§ YOUR INSTRUCTIONS:
Your task is to filter the data below down to the lines holding "Learn".

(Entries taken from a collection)
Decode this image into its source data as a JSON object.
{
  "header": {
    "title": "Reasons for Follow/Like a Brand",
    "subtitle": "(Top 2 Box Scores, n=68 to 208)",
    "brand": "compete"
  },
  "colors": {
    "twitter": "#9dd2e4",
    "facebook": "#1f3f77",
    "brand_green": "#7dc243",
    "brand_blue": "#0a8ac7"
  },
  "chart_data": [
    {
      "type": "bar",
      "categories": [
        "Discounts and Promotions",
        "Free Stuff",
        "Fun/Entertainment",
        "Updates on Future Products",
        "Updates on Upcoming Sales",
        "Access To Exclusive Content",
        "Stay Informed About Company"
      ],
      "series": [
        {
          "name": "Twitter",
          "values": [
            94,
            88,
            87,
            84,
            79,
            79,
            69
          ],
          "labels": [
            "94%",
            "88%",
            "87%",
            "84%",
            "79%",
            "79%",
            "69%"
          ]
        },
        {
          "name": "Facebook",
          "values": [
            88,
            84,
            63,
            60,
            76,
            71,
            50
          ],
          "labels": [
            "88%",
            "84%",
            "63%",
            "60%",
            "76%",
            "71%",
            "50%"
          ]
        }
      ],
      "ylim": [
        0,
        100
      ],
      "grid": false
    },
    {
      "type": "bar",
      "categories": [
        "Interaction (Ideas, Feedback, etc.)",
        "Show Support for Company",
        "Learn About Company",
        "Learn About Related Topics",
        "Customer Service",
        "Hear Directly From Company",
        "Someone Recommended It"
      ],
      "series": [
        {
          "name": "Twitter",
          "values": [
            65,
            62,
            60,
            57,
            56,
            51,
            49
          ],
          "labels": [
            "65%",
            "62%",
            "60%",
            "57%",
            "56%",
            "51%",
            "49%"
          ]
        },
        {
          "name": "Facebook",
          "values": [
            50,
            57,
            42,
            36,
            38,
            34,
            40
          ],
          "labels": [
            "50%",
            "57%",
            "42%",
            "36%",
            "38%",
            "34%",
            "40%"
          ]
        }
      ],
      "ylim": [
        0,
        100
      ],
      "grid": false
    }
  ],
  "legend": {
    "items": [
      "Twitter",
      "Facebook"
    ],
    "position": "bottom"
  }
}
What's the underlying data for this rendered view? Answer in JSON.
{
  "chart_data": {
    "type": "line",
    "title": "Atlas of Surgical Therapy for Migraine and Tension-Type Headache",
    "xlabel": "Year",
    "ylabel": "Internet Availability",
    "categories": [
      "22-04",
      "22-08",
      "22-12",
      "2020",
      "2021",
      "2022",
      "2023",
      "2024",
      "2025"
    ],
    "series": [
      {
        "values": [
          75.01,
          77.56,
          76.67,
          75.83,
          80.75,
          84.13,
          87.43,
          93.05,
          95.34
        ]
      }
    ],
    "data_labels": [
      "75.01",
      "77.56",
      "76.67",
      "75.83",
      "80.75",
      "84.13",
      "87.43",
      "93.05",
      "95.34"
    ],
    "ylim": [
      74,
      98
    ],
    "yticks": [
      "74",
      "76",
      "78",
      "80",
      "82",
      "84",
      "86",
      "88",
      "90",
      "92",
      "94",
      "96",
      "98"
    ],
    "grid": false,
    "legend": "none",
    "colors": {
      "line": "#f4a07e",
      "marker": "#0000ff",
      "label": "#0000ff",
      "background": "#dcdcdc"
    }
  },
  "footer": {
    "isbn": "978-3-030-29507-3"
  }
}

§ TASK RESULT:
        "Learn About Company",
        "Learn About Related Topics",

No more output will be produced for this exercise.